▶ **Stored records**:
***

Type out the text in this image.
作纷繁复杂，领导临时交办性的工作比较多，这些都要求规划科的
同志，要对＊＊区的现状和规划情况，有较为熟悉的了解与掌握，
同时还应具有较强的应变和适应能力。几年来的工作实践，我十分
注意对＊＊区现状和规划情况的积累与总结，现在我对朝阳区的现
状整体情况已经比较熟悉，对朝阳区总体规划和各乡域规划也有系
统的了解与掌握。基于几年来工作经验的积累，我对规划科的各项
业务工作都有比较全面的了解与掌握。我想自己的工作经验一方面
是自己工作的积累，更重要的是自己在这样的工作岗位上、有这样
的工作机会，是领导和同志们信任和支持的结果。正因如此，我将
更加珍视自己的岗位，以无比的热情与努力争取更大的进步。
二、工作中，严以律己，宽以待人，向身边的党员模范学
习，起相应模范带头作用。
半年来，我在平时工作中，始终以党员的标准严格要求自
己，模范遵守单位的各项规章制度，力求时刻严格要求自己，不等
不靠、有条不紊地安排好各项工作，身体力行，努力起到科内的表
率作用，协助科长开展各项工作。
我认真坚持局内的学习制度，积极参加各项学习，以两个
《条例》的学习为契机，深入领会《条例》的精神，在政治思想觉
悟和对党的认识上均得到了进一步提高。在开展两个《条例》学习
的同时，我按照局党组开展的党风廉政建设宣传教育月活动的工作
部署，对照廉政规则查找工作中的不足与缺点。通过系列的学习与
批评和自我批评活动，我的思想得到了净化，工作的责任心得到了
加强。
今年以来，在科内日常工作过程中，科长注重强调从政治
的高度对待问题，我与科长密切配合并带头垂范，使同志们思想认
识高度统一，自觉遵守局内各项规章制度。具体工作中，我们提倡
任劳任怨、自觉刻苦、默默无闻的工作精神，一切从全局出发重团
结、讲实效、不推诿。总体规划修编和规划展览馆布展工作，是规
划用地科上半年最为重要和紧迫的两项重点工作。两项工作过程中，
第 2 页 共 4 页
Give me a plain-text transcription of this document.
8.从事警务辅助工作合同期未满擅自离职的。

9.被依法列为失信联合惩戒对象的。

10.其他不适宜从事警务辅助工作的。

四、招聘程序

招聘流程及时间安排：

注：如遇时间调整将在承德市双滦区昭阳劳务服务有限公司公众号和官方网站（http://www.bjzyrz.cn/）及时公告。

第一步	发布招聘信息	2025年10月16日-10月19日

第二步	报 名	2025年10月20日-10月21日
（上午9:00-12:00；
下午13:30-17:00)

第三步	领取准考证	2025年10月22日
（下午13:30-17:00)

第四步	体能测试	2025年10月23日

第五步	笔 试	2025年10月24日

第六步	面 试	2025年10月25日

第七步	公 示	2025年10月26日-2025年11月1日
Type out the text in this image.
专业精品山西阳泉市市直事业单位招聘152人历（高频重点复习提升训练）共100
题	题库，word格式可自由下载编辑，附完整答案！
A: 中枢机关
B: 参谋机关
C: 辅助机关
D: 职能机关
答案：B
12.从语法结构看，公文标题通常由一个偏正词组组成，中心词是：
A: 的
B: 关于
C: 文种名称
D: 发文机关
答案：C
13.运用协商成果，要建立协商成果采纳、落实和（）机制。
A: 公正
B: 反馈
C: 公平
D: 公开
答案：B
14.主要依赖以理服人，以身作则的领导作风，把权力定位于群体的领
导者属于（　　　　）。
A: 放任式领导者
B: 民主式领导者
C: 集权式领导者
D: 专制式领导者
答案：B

***

▶ **EXERCISE OBJECTIVE**: Take the listing above and write it out again exactly.

▶ **FULL RESPONSE**:
Type out the text in this image.
作纷繁复杂，领导临时交办性的工作比较多，这些都要求规划科的
同志，要对＊＊区的现状和规划情况，有较为熟悉的了解与掌握，
同时还应具有较强的应变和适应能力。几年来的工作实践，我十分
注意对＊＊区现状和规划情况的积累与总结，现在我对朝阳区的现
状整体情况已经比较熟悉，对朝阳区总体规划和各乡域规划也有系
统的了解与掌握。基于几年来工作经验的积累，我对规划科的各项
业务工作都有比较全面的了解与掌握。我想自己的工作经验一方面
是自己工作的积累，更重要的是自己在这样的工作岗位上、有这样
的工作机会，是领导和同志们信任和支持的结果。正因如此，我将
更加珍视自己的岗位，以无比的热情与努力争取更大的进步。
二、工作中，严以律己，宽以待人，向身边的党员模范学
习，起相应模范带头作用。
半年来，我在平时工作中，始终以党员的标准严格要求自
己，模范遵守单位的各项规章制度，力求时刻严格要求自己，不等
不靠、有条不紊地安排好各项工作，身体力行，努力起到科内的表
率作用，协助科长开展各项工作。
我认真坚持局内的学习制度，积极参加各项学习，以两个
《条例》的学习为契机，深入领会《条例》的精神，在政治思想觉
悟和对党的认识上均得到了进一步提高。在开展两个《条例》学习
的同时，我按照局党组开展的党风廉政建设宣传教育月活动的工作
部署，对照廉政规则查找工作中的不足与缺点。通过系列的学习与
批评和自我批评活动，我的思想得到了净化，工作的责任心得到了
加强。
今年以来，在科内日常工作过程中，科长注重强调从政治
的高度对待问题，我与科长密切配合并带头垂范，使同志们思想认
识高度统一，自觉遵守局内各项规章制度。具体工作中，我们提倡
任劳任怨、自觉刻苦、默默无闻的工作精神，一切从全局出发重团
结、讲实效、不推诿。总体规划修编和规划展览馆布展工作，是规
划用地科上半年最为重要和紧迫的两项重点工作。两项工作过程中，
第 2 页 共 4 页
Give me a plain-text transcription of this document.
8.从事警务辅助工作合同期未满擅自离职的。

9.被依法列为失信联合惩戒对象的。

10.其他不适宜从事警务辅助工作的。

四、招聘程序

招聘流程及时间安排：

注：如遇时间调整将在承德市双滦区昭阳劳务服务有限公司公众号和官方网站（http://www.bjzyrz.cn/）及时公告。

第一步	发布招聘信息	2025年10月16日-10月19日

第二步	报 名	2025年10月20日-10月21日
（上午9:00-12:00；
下午13:30-17:00)

第三步	领取准考证	2025年10月22日
（下午13:30-17:00)

第四步	体能测试	2025年10月23日

第五步	笔 试	2025年10月24日

第六步	面 试	2025年10月25日

第七步	公 示	2025年10月26日-2025年11月1日
Type out the text in this image.
专业精品山西阳泉市市直事业单位招聘152人历（高频重点复习提升训练）共100
题	题库，word格式可自由下载编辑，附完整答案！
A: 中枢机关
B: 参谋机关
C: 辅助机关
D: 职能机关
答案：B
12.从语法结构看，公文标题通常由一个偏正词组组成，中心词是：
A: 的
B: 关于
C: 文种名称
D: 发文机关
答案：C
13.运用协商成果，要建立协商成果采纳、落实和（）机制。
A: 公正
B: 反馈
C: 公平
D: 公开
答案：B
14.主要依赖以理服人，以身作则的领导作风，把权力定位于群体的领
导者属于（　　　　）。
A: 放任式领导者
B: 民主式领导者
C: 集权式领导者
D: 专制式领导者
答案：B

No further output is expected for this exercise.